**RECORDS SHOWN**
......

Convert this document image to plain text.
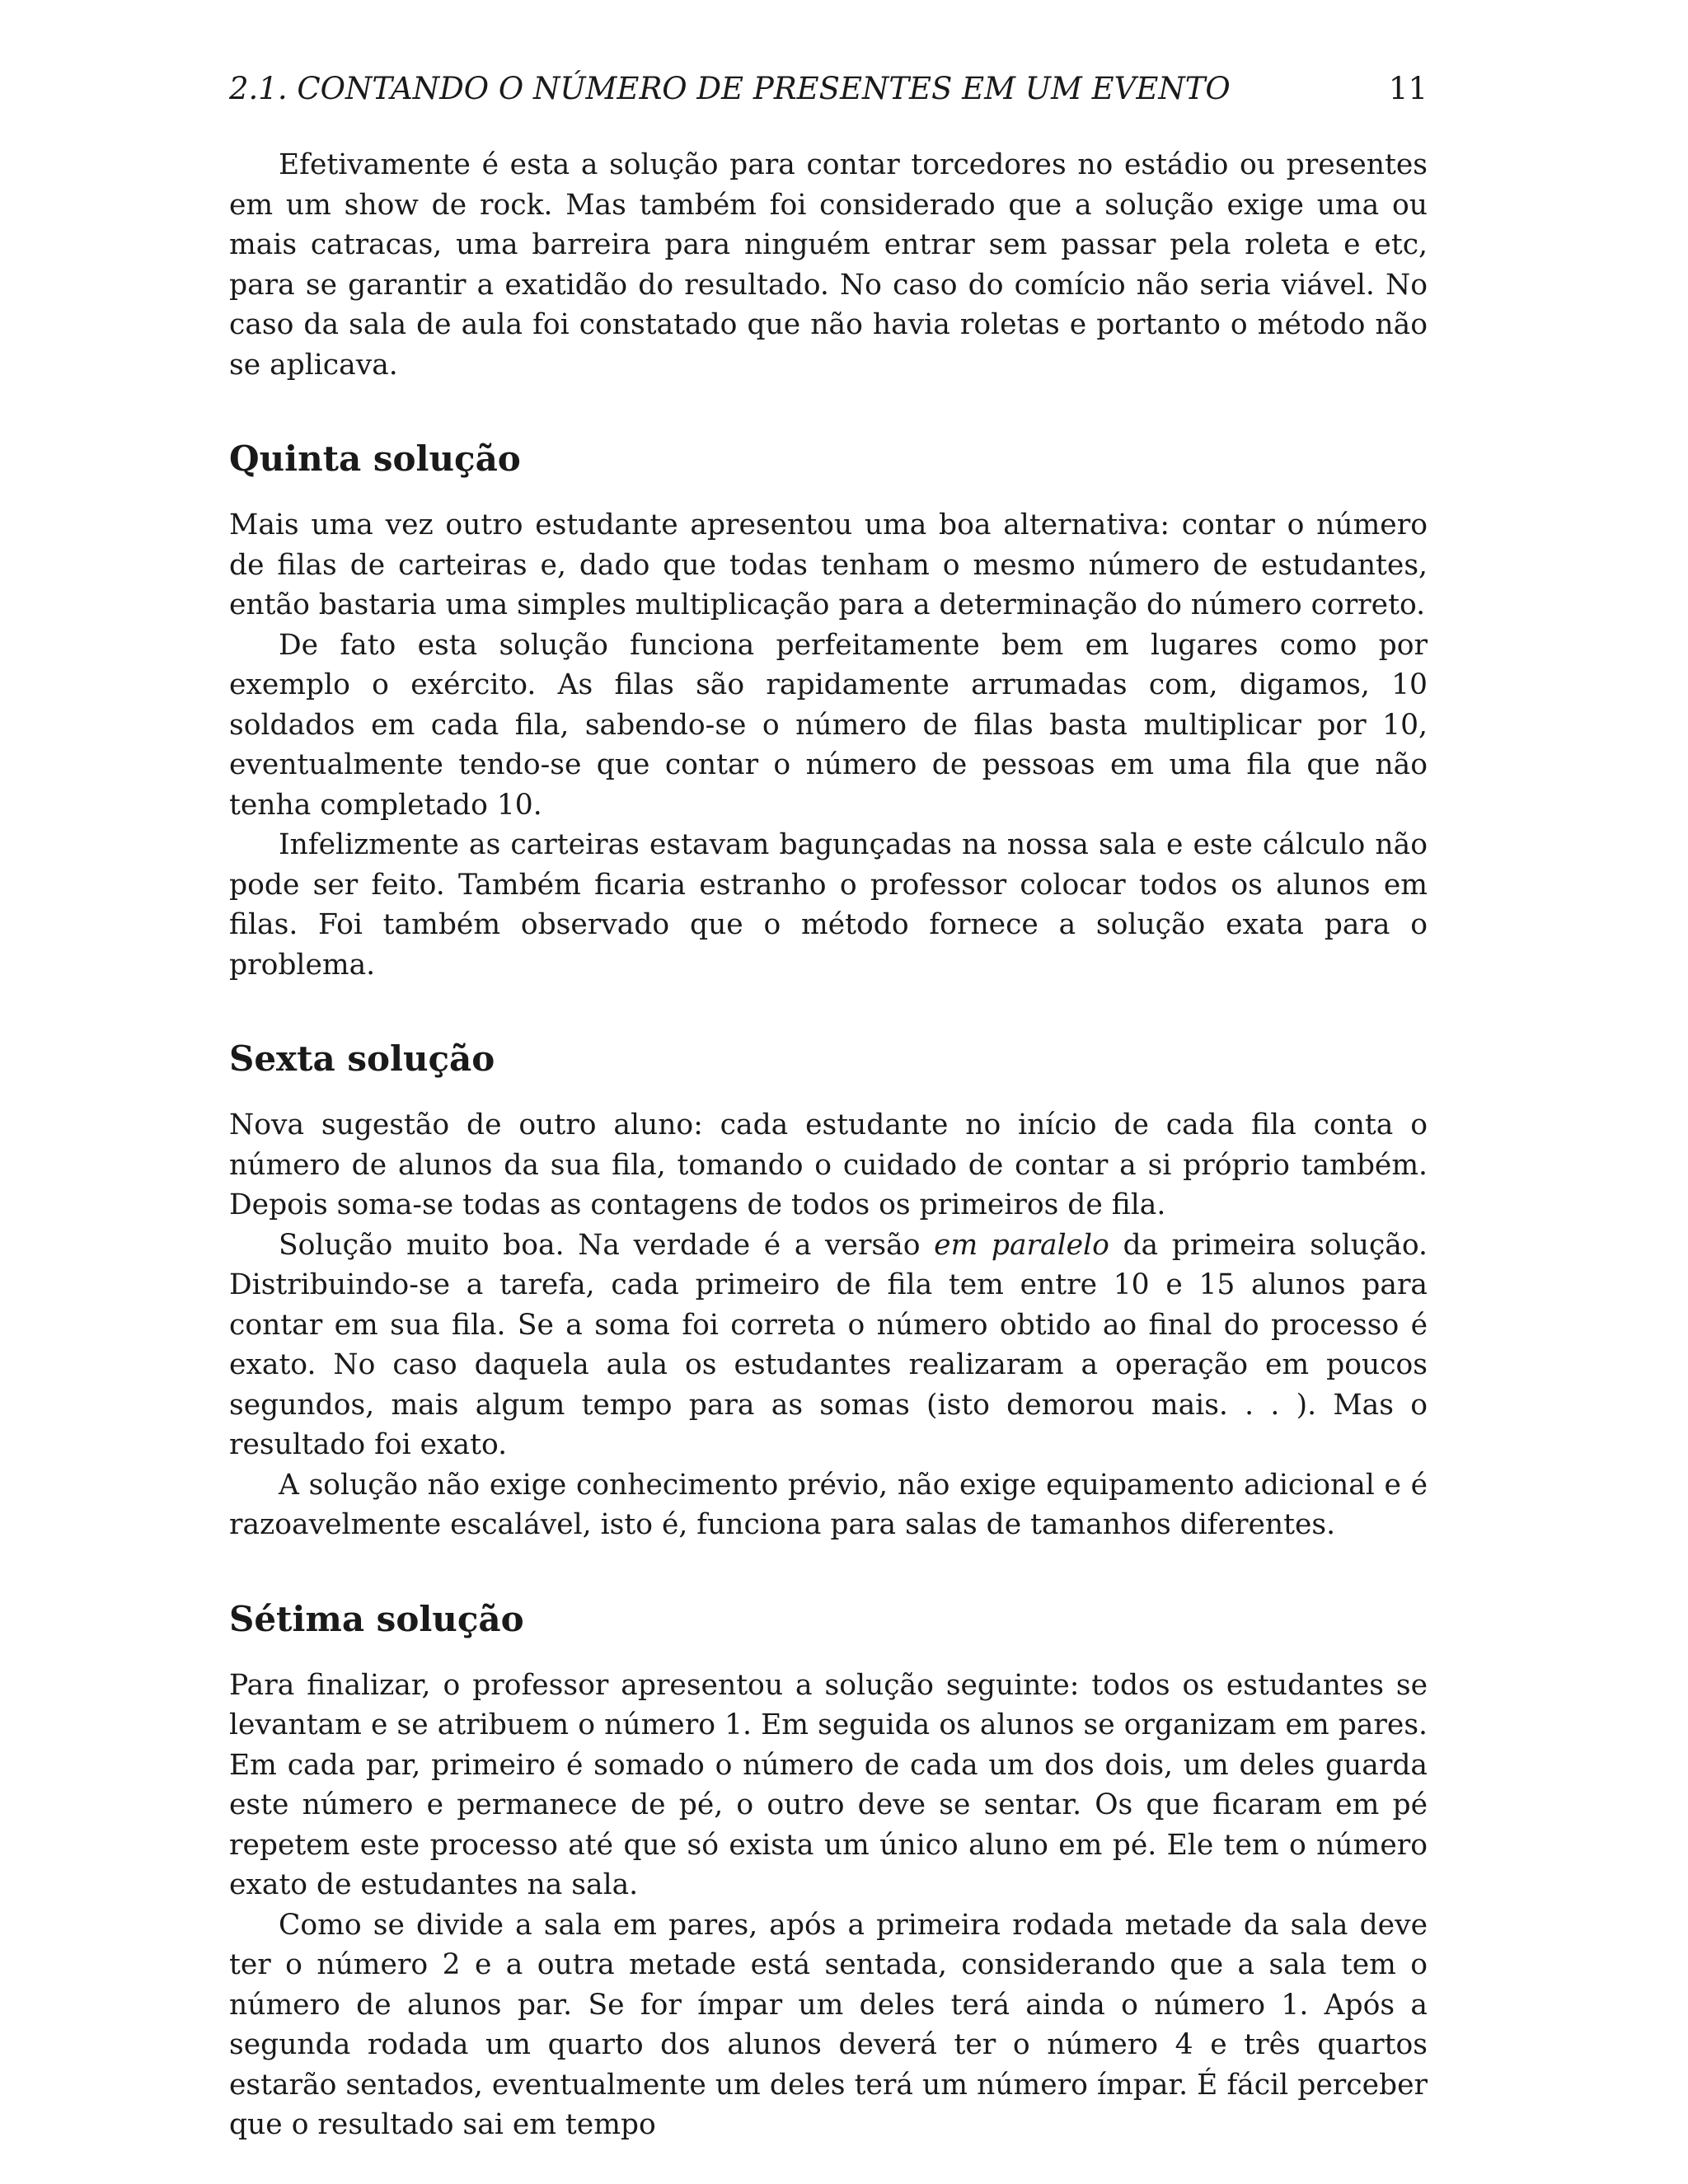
2.1. CONTANDO O NÚMERO DE PRESENTES EM UM EVENTO	11

Efetivamente é esta a solução para contar torcedores no estádio ou presentes em um show de rock. Mas também foi considerado que a solução exige uma ou mais catracas, uma barreira para ninguém entrar sem passar pela roleta e etc, para se garantir a exatidão do resultado. No caso do comício não seria viável. No caso da sala de aula foi constatado que não havia roletas e portanto o método não se aplicava.

Quinta solução

Mais uma vez outro estudante apresentou uma boa alternativa: contar o número de filas de carteiras e, dado que todas tenham o mesmo número de estudantes, então bastaria uma simples multiplicação para a determinação do número correto.

De fato esta solução funciona perfeitamente bem em lugares como por exemplo o exército. As filas são rapidamente arrumadas com, digamos, 10 soldados em cada fila, sabendo-se o número de filas basta multiplicar por 10, eventualmente tendo-se que contar o número de pessoas em uma fila que não tenha completado 10.

Infelizmente as carteiras estavam bagunçadas na nossa sala e este cálculo não pode ser feito. Também ficaria estranho o professor colocar todos os alunos em filas. Foi também observado que o método fornece a solução exata para o problema.

Sexta solução

Nova sugestão de outro aluno: cada estudante no início de cada fila conta o número de alunos da sua fila, tomando o cuidado de contar a si próprio também. Depois soma-se todas as contagens de todos os primeiros de fila.

Solução muito boa. Na verdade é a versão em paralelo da primeira solução. Distribuindo-se a tarefa, cada primeiro de fila tem entre 10 e 15 alunos para contar em sua fila. Se a soma foi correta o número obtido ao final do processo é exato. No caso daquela aula os estudantes realizaram a operação em poucos segundos, mais algum tempo para as somas (isto demorou mais. . . ). Mas o resultado foi exato.

A solução não exige conhecimento prévio, não exige equipamento adicional e é razoavelmente escalável, isto é, funciona para salas de tamanhos diferentes.

Sétima solução

Para finalizar, o professor apresentou a solução seguinte: todos os estudantes se levantam e se atribuem o número 1. Em seguida os alunos se organizam em pares. Em cada par, primeiro é somado o número de cada um dos dois, um deles guarda este número e permanece de pé, o outro deve se sentar. Os que ficaram em pé repetem este processo até que só exista um único aluno em pé. Ele tem o número exato de estudantes na sala.

Como se divide a sala em pares, após a primeira rodada metade da sala deve ter o número 2 e a outra metade está sentada, considerando que a sala tem o número de alunos par. Se for ímpar um deles terá ainda o número 1. Após a segunda rodada um quarto dos alunos deverá ter o número 4 e três quartos estarão sentados, eventualmente um deles terá um número ímpar. É fácil perceber que o resultado sai em tempo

......

**SET PROBLEM**
Every record above should come back exactly, but without its pictures.

**CORRECT OUTPUT**
Convert this document image to plain text.
2.1. CONTANDO O NÚMERO DE PRESENTES EM UM EVENTO	11

Efetivamente é esta a solução para contar torcedores no estádio ou presentes em um show de rock. Mas também foi considerado que a solução exige uma ou mais catracas, uma barreira para ninguém entrar sem passar pela roleta e etc, para se garantir a exatidão do resultado. No caso do comício não seria viável. No caso da sala de aula foi constatado que não havia roletas e portanto o método não se aplicava.

Quinta solução

Mais uma vez outro estudante apresentou uma boa alternativa: contar o número de filas de carteiras e, dado que todas tenham o mesmo número de estudantes, então bastaria uma simples multiplicação para a determinação do número correto.

De fato esta solução funciona perfeitamente bem em lugares como por exemplo o exército. As filas são rapidamente arrumadas com, digamos, 10 soldados em cada fila, sabendo-se o número de filas basta multiplicar por 10, eventualmente tendo-se que contar o número de pessoas em uma fila que não tenha completado 10.

Infelizmente as carteiras estavam bagunçadas na nossa sala e este cálculo não pode ser feito. Também ficaria estranho o professor colocar todos os alunos em filas. Foi também observado que o método fornece a solução exata para o problema.

Sexta solução

Nova sugestão de outro aluno: cada estudante no início de cada fila conta o número de alunos da sua fila, tomando o cuidado de contar a si próprio também. Depois soma-se todas as contagens de todos os primeiros de fila.

Solução muito boa. Na verdade é a versão em paralelo da primeira solução. Distribuindo-se a tarefa, cada primeiro de fila tem entre 10 e 15 alunos para contar em sua fila. Se a soma foi correta o número obtido ao final do processo é exato. No caso daquela aula os estudantes realizaram a operação em poucos segundos, mais algum tempo para as somas (isto demorou mais. . . ). Mas o resultado foi exato.

A solução não exige conhecimento prévio, não exige equipamento adicional e é razoavelmente escalável, isto é, funciona para salas de tamanhos diferentes.

Sétima solução

Para finalizar, o professor apresentou a solução seguinte: todos os estudantes se levantam e se atribuem o número 1. Em seguida os alunos se organizam em pares. Em cada par, primeiro é somado o número de cada um dos dois, um deles guarda este número e permanece de pé, o outro deve se sentar. Os que ficaram em pé repetem este processo até que só exista um único aluno em pé. Ele tem o número exato de estudantes na sala.

Como se divide a sala em pares, após a primeira rodada metade da sala deve ter o número 2 e a outra metade está sentada, considerando que a sala tem o número de alunos par. Se for ímpar um deles terá ainda o número 1. Após a segunda rodada um quarto dos alunos deverá ter o número 4 e três quartos estarão sentados, eventualmente um deles terá um número ímpar. É fácil perceber que o resultado sai em tempo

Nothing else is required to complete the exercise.